Set exercise:
Collect each line of the entries that holds the string "Spindle".

Task input:
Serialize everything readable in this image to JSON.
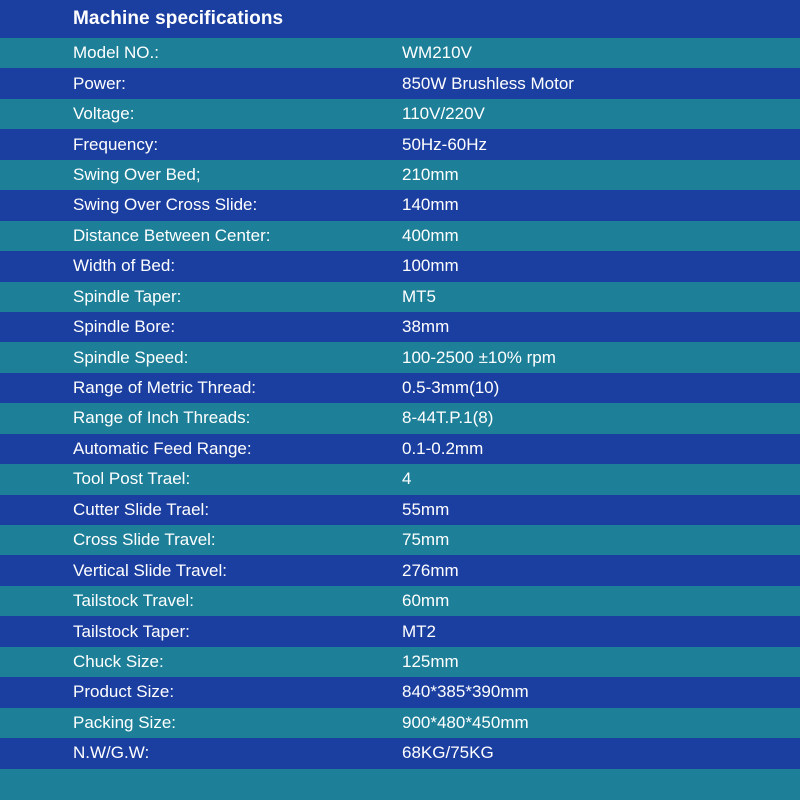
{
  "title": "Machine specifications",
  "specs": [
    {
      "label": "Model NO.:",
      "value": "WM210V"
    },
    {
      "label": "Power:",
      "value": "850W Brushless Motor"
    },
    {
      "label": "Voltage:",
      "value": "110V/220V"
    },
    {
      "label": "Frequency:",
      "value": "50Hz-60Hz"
    },
    {
      "label": "Swing Over Bed;",
      "value": "210mm"
    },
    {
      "label": "Swing Over Cross Slide:",
      "value": "140mm"
    },
    {
      "label": "Distance Between Center:",
      "value": "400mm"
    },
    {
      "label": "Width of Bed:",
      "value": "100mm"
    },
    {
      "label": "Spindle Taper:",
      "value": "MT5"
    },
    {
      "label": "Spindle Bore:",
      "value": "38mm"
    },
    {
      "label": "Spindle Speed:",
      "value": "100-2500 ±10% rpm"
    },
    {
      "label": "Range of Metric Thread:",
      "value": "0.5-3mm(10)"
    },
    {
      "label": "Range of Inch Threads:",
      "value": "8-44T.P.1(8)"
    },
    {
      "label": "Automatic Feed Range:",
      "value": "0.1-0.2mm"
    },
    {
      "label": "Tool Post Trael:",
      "value": "4"
    },
    {
      "label": "Cutter Slide Trael:",
      "value": "55mm"
    },
    {
      "label": "Cross Slide Travel:",
      "value": "75mm"
    },
    {
      "label": "Vertical Slide Travel:",
      "value": "276mm"
    },
    {
      "label": "Tailstock Travel:",
      "value": "60mm"
    },
    {
      "label": "Tailstock Taper:",
      "value": "MT2"
    },
    {
      "label": "Chuck Size:",
      "value": "125mm"
    },
    {
      "label": "Product Size:",
      "value": "840*385*390mm"
    },
    {
      "label": "Packing Size:",
      "value": "900*480*450mm"
    },
    {
      "label": "N.W/G.W:",
      "value": "68KG/75KG"
    }
  ],
  "colors": {
    "blue_row": "#1b3fa0",
    "teal_row": "#1d7f98",
    "text": "#ffffff"
  }
}
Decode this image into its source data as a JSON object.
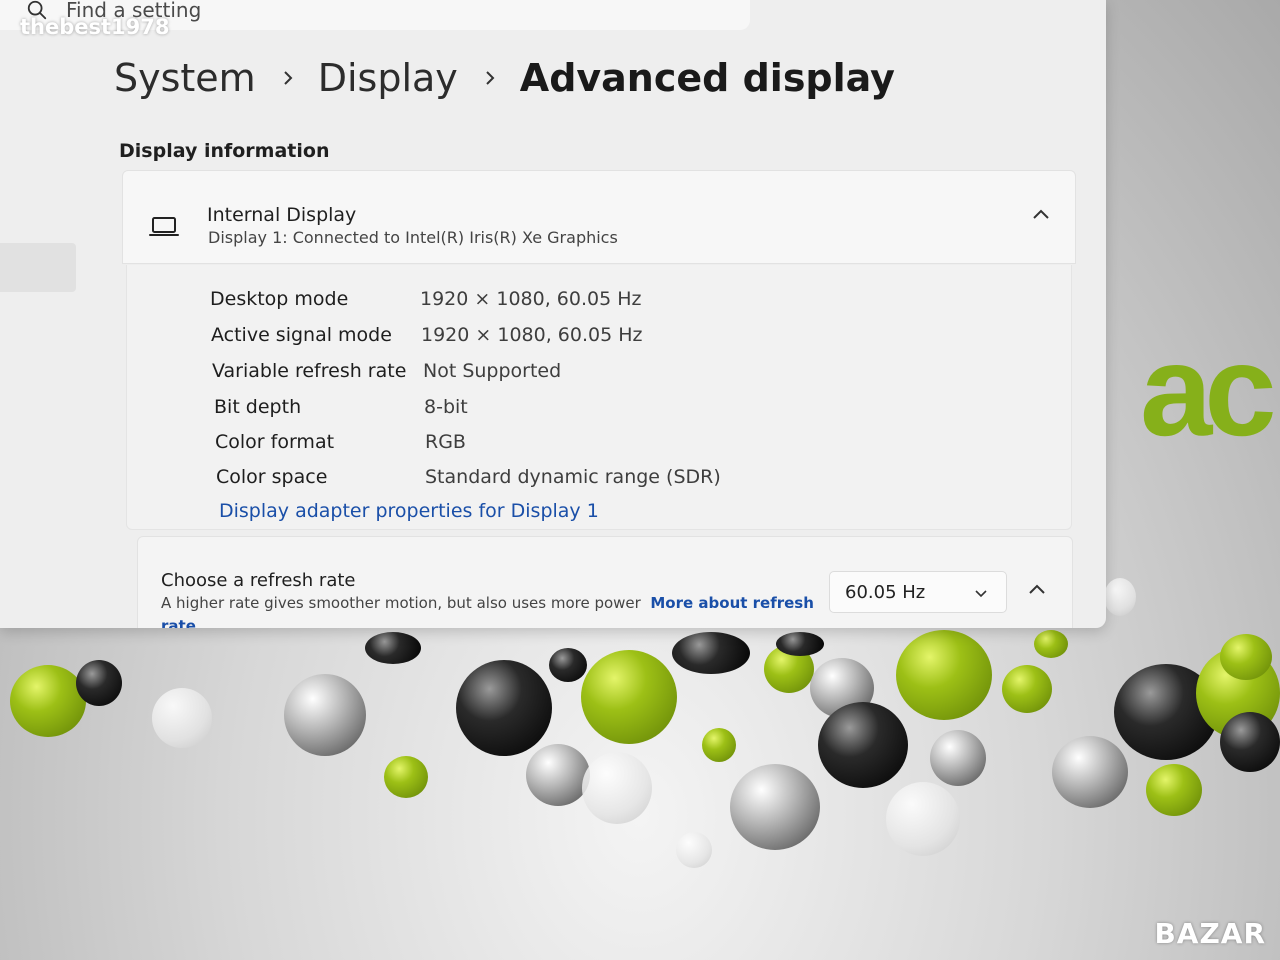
{
  "search": {
    "placeholder": "Find a setting"
  },
  "watermark": {
    "top": "thebest1978",
    "bottom": "BAZAR"
  },
  "wallpaper": {
    "brand_fragment": "ac",
    "accent": "#86b01a"
  },
  "breadcrumb": {
    "items": [
      "System",
      "Display",
      "Advanced display"
    ]
  },
  "section": {
    "title": "Display information"
  },
  "display": {
    "name": "Internal Display",
    "subtitle": "Display 1: Connected to Intel(R) Iris(R) Xe Graphics",
    "icon": "laptop-icon",
    "rows": [
      {
        "label": "Desktop mode",
        "value": "1920 × 1080, 60.05 Hz"
      },
      {
        "label": "Active signal mode",
        "value": "1920 × 1080, 60.05 Hz"
      },
      {
        "label": "Variable refresh rate",
        "value": "Not Supported"
      },
      {
        "label": "Bit depth",
        "value": "8-bit"
      },
      {
        "label": "Color format",
        "value": "RGB"
      },
      {
        "label": "Color space",
        "value": "Standard dynamic range (SDR)"
      }
    ],
    "adapter_link": "Display adapter properties for Display 1"
  },
  "refresh": {
    "title": "Choose a refresh rate",
    "description": "A higher rate gives smoother motion, but also uses more power",
    "link_part1": "More about refresh",
    "link_part2": "rate",
    "selected": "60.05 Hz"
  }
}
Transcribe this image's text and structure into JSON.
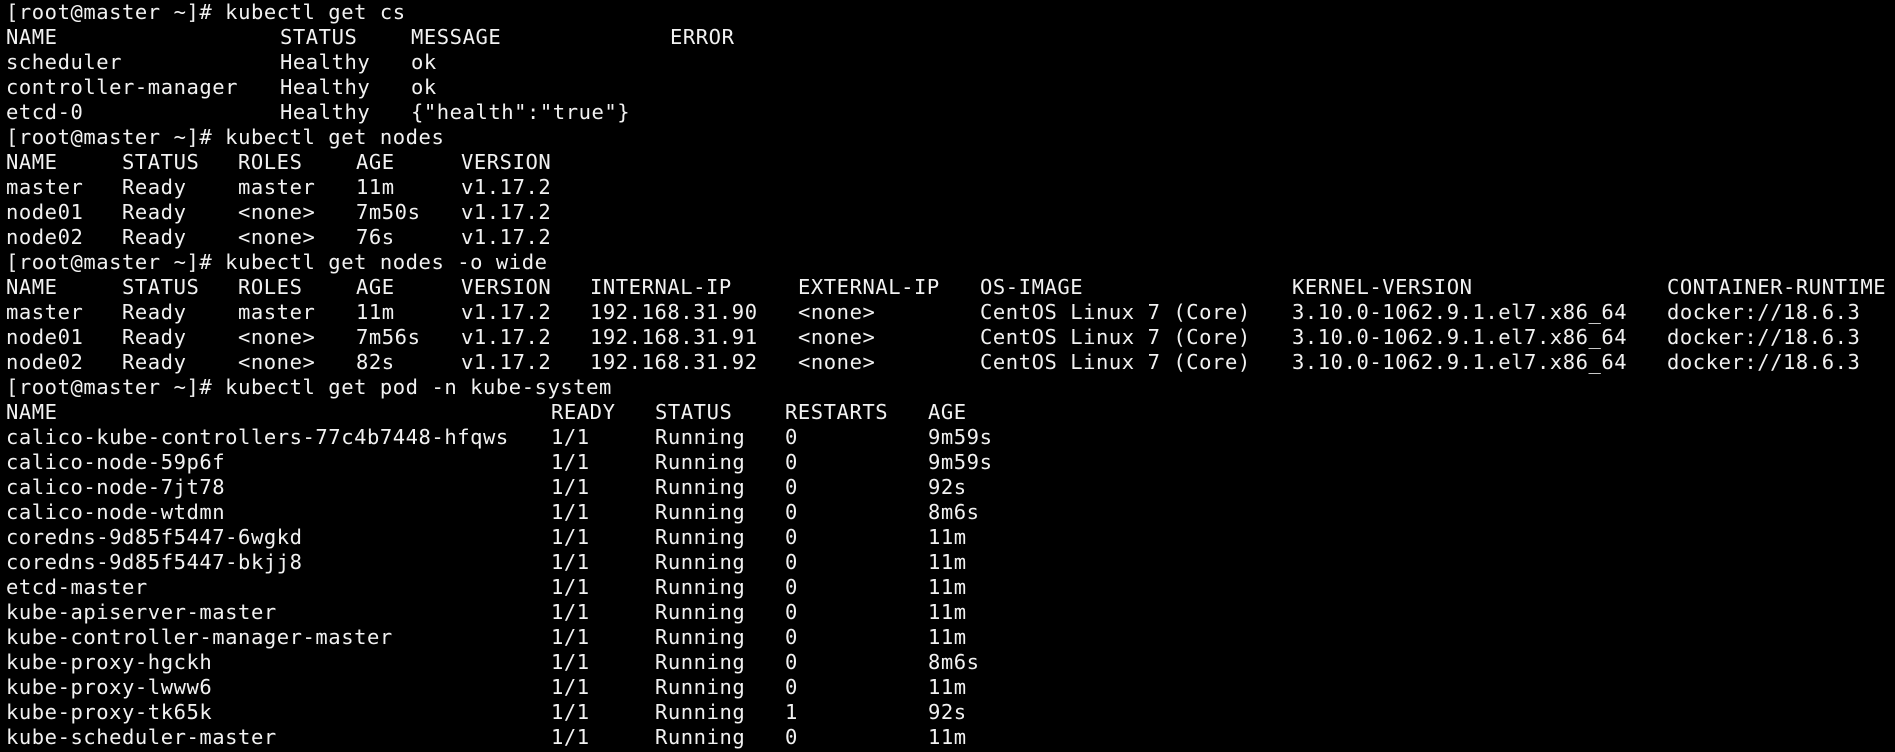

Problem solution:
      "label": "Spindle Taper:",
      "label": "Spindle Bore:",
      "label": "Spindle Speed:",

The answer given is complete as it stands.